# Set problem:
Identify each line below that contains the word "personaggi", and copy it out.

# Extracted records:
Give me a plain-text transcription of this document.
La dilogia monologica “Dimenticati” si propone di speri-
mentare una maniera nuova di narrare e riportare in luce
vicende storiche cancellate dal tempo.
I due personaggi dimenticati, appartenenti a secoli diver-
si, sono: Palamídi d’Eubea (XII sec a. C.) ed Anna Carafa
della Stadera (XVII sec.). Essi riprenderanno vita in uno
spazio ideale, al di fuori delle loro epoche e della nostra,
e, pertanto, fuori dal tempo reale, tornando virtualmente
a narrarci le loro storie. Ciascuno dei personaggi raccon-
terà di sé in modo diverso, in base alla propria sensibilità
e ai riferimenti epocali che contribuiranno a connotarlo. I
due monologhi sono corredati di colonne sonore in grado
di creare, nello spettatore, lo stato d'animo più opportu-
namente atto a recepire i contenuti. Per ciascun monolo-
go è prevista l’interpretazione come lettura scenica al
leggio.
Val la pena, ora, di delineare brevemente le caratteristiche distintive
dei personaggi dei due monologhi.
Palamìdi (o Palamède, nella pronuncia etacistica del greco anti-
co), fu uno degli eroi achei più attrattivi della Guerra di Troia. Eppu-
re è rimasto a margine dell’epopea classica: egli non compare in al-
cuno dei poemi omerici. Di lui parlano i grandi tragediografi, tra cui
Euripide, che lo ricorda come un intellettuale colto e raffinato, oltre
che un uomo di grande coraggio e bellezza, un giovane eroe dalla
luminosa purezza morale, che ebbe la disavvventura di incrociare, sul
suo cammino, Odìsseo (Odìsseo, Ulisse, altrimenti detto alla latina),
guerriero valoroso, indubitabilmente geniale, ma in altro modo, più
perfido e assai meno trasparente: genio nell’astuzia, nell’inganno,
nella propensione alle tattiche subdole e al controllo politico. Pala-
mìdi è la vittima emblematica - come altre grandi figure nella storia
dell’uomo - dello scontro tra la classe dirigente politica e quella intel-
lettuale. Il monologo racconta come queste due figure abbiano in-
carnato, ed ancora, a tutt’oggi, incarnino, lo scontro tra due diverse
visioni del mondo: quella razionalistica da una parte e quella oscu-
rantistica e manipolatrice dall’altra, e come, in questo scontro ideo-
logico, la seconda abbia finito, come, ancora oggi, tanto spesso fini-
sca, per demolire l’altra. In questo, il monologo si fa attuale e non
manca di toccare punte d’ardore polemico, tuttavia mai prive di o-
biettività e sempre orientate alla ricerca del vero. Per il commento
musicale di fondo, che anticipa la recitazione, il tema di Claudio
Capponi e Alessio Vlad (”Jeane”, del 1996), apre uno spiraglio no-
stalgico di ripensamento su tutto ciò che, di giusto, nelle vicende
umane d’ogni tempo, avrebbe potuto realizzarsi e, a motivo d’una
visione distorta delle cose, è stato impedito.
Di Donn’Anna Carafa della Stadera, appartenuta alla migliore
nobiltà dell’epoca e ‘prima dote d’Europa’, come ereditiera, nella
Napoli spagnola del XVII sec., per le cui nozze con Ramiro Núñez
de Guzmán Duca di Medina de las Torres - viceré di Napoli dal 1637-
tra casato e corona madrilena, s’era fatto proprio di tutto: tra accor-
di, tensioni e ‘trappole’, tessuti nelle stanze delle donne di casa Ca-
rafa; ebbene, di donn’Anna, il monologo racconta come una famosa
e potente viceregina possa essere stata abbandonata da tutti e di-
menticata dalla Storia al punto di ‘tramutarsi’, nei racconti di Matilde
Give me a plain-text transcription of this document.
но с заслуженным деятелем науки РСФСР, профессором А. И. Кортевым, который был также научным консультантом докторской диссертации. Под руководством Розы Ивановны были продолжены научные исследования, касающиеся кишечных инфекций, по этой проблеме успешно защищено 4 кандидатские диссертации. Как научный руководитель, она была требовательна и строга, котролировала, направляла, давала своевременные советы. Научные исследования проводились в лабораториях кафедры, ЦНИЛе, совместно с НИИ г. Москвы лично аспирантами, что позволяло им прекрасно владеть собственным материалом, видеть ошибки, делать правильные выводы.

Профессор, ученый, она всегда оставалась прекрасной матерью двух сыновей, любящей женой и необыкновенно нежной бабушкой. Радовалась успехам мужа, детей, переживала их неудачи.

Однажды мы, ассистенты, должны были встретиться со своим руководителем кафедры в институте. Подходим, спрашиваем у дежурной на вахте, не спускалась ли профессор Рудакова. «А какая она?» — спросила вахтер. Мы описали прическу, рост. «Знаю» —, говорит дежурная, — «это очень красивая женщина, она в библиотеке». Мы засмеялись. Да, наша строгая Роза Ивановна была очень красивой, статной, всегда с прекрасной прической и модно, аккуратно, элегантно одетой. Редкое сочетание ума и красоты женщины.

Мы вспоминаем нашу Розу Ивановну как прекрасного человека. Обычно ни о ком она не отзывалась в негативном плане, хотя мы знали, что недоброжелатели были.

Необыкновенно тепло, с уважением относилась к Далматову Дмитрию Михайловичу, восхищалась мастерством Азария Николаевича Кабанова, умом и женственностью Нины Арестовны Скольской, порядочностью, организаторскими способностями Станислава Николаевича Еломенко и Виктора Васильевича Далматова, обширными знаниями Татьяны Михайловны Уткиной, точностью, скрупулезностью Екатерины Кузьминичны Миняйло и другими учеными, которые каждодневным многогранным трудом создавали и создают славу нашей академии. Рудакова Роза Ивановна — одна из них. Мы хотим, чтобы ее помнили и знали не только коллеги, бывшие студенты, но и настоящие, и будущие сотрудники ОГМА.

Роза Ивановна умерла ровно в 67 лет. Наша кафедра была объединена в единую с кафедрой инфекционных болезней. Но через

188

# Output of the task:
I due personaggi dimenticati, appartenenti a secoli diver-
a narrarci le loro storie. Ciascuno dei personaggi raccon-
dei personaggi dei due monologhi.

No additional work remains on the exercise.